(Records that describe figures)
----
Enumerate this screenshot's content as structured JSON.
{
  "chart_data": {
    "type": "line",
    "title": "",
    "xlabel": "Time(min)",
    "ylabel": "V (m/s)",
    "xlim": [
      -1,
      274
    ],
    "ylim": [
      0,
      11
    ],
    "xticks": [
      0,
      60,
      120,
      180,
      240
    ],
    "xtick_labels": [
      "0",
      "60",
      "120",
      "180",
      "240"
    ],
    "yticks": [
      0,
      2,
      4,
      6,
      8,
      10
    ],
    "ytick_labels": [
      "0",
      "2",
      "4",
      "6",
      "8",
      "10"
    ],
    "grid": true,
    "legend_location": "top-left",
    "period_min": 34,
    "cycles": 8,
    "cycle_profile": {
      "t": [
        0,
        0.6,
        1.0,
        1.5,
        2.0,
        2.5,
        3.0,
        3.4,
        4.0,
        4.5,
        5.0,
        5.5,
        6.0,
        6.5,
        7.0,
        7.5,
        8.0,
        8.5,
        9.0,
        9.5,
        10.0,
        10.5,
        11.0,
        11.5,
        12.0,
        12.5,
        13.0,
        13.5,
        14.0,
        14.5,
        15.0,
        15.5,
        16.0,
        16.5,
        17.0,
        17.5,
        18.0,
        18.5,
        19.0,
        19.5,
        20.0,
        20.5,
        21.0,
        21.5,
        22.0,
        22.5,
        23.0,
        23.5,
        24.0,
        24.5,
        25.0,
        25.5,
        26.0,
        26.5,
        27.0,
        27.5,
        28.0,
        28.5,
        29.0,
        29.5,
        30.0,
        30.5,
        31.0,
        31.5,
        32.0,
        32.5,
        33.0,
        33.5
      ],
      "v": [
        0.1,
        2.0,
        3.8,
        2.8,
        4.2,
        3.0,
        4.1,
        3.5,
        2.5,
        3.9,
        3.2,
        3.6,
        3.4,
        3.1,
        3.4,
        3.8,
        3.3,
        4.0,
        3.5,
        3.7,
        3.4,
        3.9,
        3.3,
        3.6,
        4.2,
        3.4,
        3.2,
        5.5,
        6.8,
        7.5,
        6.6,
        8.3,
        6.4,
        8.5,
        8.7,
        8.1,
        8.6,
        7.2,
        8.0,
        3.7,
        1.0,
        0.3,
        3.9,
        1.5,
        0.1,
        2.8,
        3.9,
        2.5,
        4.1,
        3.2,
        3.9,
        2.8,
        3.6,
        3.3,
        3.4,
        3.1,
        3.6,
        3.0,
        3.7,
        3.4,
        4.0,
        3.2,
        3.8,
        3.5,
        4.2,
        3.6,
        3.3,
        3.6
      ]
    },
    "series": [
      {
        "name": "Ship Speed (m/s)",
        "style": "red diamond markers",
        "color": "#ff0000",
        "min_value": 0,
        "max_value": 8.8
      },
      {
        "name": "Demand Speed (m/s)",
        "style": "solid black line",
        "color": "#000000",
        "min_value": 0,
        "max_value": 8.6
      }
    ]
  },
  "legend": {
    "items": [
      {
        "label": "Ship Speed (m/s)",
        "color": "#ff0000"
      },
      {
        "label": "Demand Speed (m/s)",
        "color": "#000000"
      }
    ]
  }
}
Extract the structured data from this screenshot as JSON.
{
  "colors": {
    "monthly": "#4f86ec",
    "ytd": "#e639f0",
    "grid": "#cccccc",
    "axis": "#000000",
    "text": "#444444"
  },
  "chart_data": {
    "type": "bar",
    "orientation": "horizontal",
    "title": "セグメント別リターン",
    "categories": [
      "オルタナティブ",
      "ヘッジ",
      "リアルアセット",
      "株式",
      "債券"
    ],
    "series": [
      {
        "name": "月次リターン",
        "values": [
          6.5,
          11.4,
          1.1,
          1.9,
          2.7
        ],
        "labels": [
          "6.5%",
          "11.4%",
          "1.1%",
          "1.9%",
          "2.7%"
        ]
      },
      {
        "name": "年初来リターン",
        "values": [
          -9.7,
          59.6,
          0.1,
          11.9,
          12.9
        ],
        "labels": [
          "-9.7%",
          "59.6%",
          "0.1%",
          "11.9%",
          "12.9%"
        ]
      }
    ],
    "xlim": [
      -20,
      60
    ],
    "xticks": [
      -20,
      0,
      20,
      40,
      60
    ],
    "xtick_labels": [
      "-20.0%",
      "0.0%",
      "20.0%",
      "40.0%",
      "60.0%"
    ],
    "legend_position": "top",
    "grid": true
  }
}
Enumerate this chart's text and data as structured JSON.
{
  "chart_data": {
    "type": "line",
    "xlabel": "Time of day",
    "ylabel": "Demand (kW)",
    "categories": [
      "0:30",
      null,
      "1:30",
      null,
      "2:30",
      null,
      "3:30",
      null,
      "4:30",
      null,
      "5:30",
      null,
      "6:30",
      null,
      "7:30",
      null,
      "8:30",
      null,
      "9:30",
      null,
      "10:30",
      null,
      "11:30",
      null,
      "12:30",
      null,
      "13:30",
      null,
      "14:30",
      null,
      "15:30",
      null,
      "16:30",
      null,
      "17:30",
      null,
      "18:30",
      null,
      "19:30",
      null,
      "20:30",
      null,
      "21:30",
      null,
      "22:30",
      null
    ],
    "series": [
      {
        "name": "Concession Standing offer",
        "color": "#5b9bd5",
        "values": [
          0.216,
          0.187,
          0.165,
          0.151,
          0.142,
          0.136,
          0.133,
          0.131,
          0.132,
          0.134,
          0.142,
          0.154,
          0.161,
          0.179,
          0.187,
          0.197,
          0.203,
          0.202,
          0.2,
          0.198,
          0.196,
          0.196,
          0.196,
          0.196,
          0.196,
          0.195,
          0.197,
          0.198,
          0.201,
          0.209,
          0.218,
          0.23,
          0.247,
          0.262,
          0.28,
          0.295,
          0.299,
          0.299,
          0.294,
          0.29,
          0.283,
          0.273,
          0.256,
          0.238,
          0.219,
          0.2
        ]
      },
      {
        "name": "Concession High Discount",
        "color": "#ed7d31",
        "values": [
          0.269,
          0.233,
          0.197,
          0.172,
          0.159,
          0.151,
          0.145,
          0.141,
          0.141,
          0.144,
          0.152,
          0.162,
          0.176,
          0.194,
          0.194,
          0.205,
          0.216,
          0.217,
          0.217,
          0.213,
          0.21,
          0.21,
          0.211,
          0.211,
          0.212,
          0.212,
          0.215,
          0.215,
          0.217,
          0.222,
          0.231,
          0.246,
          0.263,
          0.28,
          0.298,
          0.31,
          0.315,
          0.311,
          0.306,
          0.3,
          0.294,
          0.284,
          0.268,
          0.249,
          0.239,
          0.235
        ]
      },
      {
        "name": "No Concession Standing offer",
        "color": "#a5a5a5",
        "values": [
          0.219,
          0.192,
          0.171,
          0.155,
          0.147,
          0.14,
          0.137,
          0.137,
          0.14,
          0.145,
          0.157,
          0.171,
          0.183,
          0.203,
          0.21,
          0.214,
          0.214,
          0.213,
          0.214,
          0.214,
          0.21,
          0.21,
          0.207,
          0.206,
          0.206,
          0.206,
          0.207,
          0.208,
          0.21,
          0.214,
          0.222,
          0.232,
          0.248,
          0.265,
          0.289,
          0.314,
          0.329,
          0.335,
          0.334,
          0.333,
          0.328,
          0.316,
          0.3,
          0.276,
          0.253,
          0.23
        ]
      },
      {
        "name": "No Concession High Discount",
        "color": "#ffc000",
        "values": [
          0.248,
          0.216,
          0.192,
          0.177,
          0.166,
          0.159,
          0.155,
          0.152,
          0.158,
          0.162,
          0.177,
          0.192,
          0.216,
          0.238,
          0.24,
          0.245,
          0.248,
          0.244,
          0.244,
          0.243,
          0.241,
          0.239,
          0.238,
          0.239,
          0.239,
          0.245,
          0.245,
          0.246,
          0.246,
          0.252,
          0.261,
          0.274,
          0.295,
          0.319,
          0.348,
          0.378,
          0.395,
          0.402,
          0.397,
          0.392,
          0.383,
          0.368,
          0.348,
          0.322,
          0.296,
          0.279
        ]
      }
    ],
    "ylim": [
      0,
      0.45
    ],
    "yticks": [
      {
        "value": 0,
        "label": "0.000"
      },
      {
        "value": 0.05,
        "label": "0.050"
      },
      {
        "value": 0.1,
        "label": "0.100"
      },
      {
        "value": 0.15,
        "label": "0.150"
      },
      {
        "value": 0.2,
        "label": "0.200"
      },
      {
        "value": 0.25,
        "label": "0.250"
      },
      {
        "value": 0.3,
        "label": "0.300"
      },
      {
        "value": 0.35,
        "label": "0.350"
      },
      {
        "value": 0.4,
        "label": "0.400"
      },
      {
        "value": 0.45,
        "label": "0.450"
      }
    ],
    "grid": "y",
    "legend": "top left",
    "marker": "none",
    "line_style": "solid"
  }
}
----
How many lines of the listing above include the word "this"? Reply with the number alone.

EXERCISE ANSWER
3